Scan the records for the string "Classification"; copy each line where it occurs.

START Data excerpts

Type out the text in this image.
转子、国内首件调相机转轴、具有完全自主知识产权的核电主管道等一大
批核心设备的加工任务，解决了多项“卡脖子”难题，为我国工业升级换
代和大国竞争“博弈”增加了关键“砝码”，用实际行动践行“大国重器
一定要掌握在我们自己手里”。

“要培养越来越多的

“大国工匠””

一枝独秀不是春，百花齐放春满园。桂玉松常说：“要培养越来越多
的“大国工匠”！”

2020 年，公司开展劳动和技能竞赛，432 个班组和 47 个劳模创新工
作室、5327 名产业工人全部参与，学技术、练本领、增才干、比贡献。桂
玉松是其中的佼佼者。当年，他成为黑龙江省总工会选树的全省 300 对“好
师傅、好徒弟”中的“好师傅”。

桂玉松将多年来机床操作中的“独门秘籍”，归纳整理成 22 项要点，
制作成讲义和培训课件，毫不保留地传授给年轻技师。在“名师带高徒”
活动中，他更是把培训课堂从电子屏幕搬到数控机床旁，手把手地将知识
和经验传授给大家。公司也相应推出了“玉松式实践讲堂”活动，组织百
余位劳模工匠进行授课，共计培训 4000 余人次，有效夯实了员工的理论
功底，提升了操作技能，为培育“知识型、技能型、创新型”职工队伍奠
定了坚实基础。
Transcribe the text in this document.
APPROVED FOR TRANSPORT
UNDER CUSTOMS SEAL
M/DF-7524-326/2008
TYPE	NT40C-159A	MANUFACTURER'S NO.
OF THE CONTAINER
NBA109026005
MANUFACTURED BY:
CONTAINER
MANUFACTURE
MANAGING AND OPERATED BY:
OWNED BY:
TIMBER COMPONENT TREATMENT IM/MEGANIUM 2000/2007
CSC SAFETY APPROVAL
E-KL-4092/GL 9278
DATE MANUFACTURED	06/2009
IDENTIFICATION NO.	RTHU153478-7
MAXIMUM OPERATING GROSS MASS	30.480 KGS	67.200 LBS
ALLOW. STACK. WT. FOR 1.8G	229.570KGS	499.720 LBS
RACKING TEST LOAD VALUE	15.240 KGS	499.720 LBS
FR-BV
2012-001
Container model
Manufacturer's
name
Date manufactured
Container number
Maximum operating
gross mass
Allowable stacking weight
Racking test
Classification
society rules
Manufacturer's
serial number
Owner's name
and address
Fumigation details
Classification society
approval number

END Data excerpts

◆ Correct response:
Classification
Classification society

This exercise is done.